══ Ausgangstext
Betrachtet man den Kunstmarkt zu Beginn des 21. Jahrhunderts, so fällt laut Wyss vor allem auf, dass seit dem Ende der Postmoderne kein allgemein verbindlicher Diskurs mehr existiert. Das heißt, niemand mehr legt fest, was überhaupt Kunst ist und was nicht. Ein Vakuum, das nicht ohne Folgen bleibt, denn: Wenn es keinen Kunst-Diskurs mehr gibt, was geschieht dann mit dem Kunstmarkt?

Frischfleisch

Laut Wyss gelten für angehende Künstler folgende Regeln: Man muss jung sein. Erstens weil man realistisch gesehen mit spätestens dreißig aus dem Schneider sein muss. Zweitens weil, mit Karl Popper gesprochen, Erfahrung immun mache gegen neue Erfahrungen, was sich dann in zivilisationsmüden Äußerungen á là ‚Alles schon da gewesen' niederschlägt. Und wer das denkt, kann niemals Regel Nummer zwei erfüllen. Man muss irgendetwas Neues, am besten einen völlig neuen Blick auf die Welt zu bieten haben. Das war schon bei den Pariser Salons des 19. Jahrhunderts so und gilt bis heute. Das eigene Werk muss wiedererkennbar sein. Hat man sich erst mal etabliert mit einem bestimmten Stil, ist dieser unbedingt beizubehalten. Da inzwischen jeder dahergelaufene Gitarrist ein Künstler sein und man jeden Grashalm zum Kunstwerk erklären kann, geht ohne persönliche, gut erkennbare Trade-Mark gar nichts. Danach bleibt dem Künstler-Nachwuchs nichts, als mit dem einmal gefundenen Verfahren zu altern, wobei eine gelungene Mischung aus Innovation und Redundanz den größten Erfolg verspricht. Im Notfall kann die Wiedererkennbarkeit auch die mangelnde Innovation wettmachen (man denke nur an die auf dem Kopf stehenden Bilder von Baselitz).

Art is Art. Everything else is everything else. (Ad Reinhardt, 1958)

Wie eingangs angedeutet, ist seit dem Ende der Postmoderne, seit gut zehn Jahren also, kein neuer Diskurs mehr aufgetaucht, an dem sich Kunstschaffende und -verwertende aus aller Welt abarbeiten könnten. Das solchermaßen entstandene Vakuum wird nun mit allem Möglichen (Frauen, Krieg, Minderheiten) gestopft, nur nicht mit Kunst. Die Ästhetik verblasst, was zählt, ist bald nur noch die Herkunft des Künstlers beziehungsweise der Künstlerin. Überspitzt formulierte Wyss: Wer aus einem obskuren Land stammt und bizarr aussieht, hat im Moment die besten Chancen, als Künstler zu reüssieren - da unterscheidet sich Kunst also kaum noch von MTV und VIVA .
════
Aufgabe a: Gib einen Abschnitt der Zeilen weiter unten Wort für Wort wieder. Beginne bei der Zeile mit „svg-text:1.5: 1.5 (847, 196, 864, 210)“ und höre nach der Zeile mit „svg-text:AUßENWAND: AUßENWAND (839, 392, 905, 403)“ auf.
Die Zeilen haben mit dem Text über den Kunstmarkt nichts zu tun.
══ Daten zur Übung
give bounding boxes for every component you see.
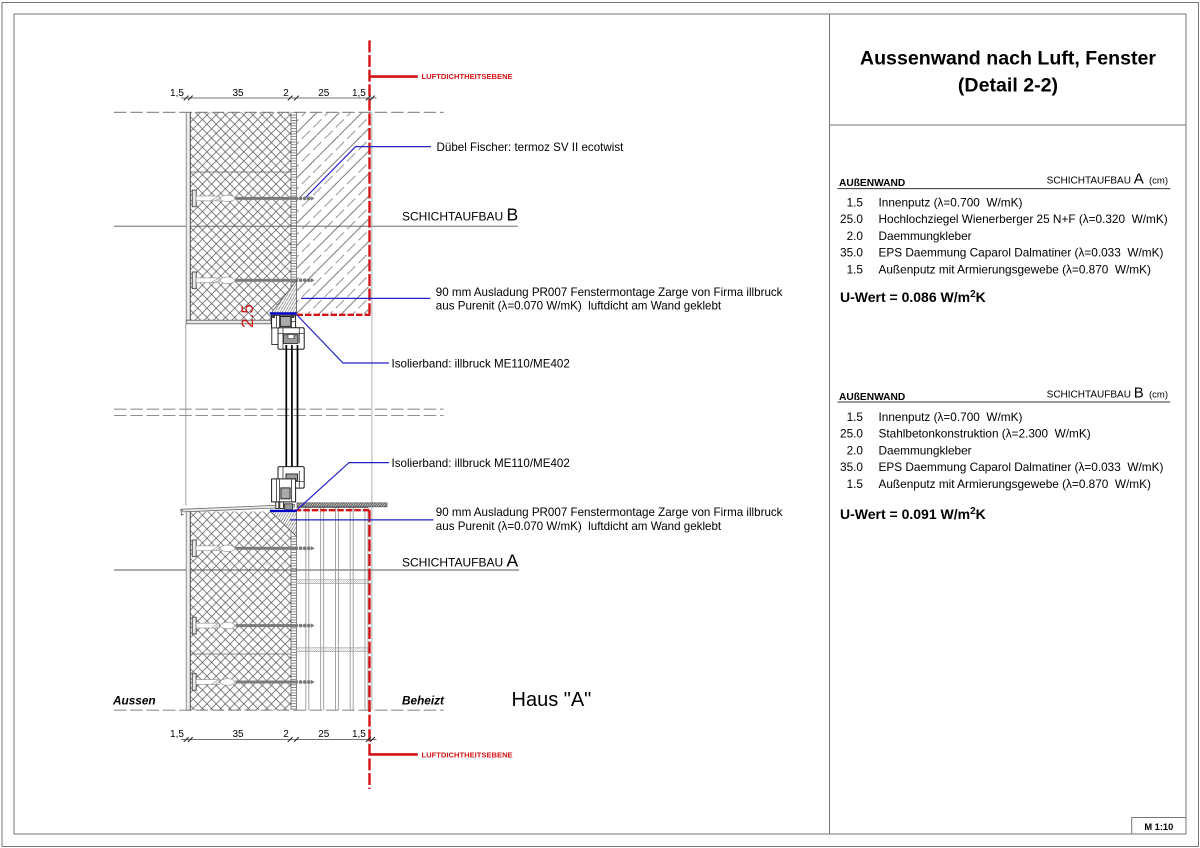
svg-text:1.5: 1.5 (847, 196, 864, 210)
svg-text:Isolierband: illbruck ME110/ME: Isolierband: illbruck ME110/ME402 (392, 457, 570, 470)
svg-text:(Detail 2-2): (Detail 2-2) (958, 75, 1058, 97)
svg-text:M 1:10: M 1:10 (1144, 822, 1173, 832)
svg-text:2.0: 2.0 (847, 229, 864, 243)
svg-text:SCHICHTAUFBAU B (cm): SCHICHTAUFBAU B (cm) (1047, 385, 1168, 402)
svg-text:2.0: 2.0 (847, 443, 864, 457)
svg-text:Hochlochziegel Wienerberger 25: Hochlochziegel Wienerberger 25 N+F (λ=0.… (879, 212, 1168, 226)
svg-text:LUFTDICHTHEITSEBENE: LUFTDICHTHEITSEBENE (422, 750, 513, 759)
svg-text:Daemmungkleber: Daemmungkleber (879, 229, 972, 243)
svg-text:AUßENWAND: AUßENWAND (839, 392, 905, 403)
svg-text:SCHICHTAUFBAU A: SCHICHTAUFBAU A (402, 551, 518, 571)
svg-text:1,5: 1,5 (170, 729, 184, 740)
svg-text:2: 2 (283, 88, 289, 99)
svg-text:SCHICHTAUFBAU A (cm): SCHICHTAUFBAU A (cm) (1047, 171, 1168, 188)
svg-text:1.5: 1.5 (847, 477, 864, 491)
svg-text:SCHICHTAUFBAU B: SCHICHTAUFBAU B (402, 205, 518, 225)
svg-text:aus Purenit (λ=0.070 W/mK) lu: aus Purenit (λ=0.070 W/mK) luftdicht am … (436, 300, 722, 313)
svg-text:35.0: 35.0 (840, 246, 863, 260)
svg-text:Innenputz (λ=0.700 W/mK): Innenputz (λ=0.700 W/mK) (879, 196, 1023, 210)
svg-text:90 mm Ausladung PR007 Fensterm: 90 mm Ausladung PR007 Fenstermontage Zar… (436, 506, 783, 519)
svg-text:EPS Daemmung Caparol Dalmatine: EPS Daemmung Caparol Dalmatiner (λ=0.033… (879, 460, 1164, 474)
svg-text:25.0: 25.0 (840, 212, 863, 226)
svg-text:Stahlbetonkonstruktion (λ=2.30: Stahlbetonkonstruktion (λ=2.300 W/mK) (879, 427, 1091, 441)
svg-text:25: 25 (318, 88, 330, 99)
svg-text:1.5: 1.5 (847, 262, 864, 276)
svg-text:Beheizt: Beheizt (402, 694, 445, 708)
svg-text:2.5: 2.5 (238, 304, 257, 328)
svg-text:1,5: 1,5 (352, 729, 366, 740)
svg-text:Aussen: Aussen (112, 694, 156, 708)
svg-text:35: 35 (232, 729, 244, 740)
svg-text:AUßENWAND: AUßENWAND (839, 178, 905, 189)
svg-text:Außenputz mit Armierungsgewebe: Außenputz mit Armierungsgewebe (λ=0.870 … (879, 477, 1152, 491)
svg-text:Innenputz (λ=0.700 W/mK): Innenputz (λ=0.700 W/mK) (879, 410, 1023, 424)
════
Aufgabe b: Zitiere wörtlich aus dem Text über den Kunstmarkt weiter oben. Setze bei den Worten „Art is Art.“ ein und ende nach den Worten „MTV und VIVA .“.

Lösung a:
svg-text:1.5: 1.5 (847, 196, 864, 210)
svg-text:Isolierband: illbruck ME110/ME: Isolierband: illbruck ME110/ME402 (392, 457, 570, 470)
svg-text:(Detail 2-2): (Detail 2-2) (958, 75, 1058, 97)
svg-text:M 1:10: M 1:10 (1144, 822, 1173, 832)
svg-text:2.0: 2.0 (847, 229, 864, 243)
svg-text:SCHICHTAUFBAU B (cm): SCHICHTAUFBAU B (cm) (1047, 385, 1168, 402)
svg-text:2.0: 2.0 (847, 443, 864, 457)
svg-text:Hochlochziegel Wienerberger 25: Hochlochziegel Wienerberger 25 N+F (λ=0.… (879, 212, 1168, 226)
svg-text:LUFTDICHTHEITSEBENE: LUFTDICHTHEITSEBENE (422, 750, 513, 759)
svg-text:Daemmungkleber: Daemmungkleber (879, 229, 972, 243)
svg-text:AUßENWAND: AUßENWAND (839, 392, 905, 403)

Lösung b:
Art is Art. Everything else is everything else. (Ad Reinhardt, 1958)

Wie eingangs angedeutet, ist seit dem Ende der Postmoderne, seit gut zehn Jahren also, kein neuer Diskurs mehr aufgetaucht, an dem sich Kunstschaffende und -verwertende aus aller Welt abarbeiten könnten. Das solchermaßen entstandene Vakuum wird nun mit allem Möglichen (Frauen, Krieg, Minderheiten) gestopft, nur nicht mit Kunst. Die Ästhetik verblasst, was zählt, ist bald nur noch die Herkunft des Künstlers beziehungsweise der Künstlerin. Überspitzt formulierte Wyss: Wer aus einem obskuren Land stammt und bizarr aussieht, hat im Moment die besten Chancen, als Künstler zu reüssieren - da unterscheidet sich Kunst also kaum noch von MTV und VIVA .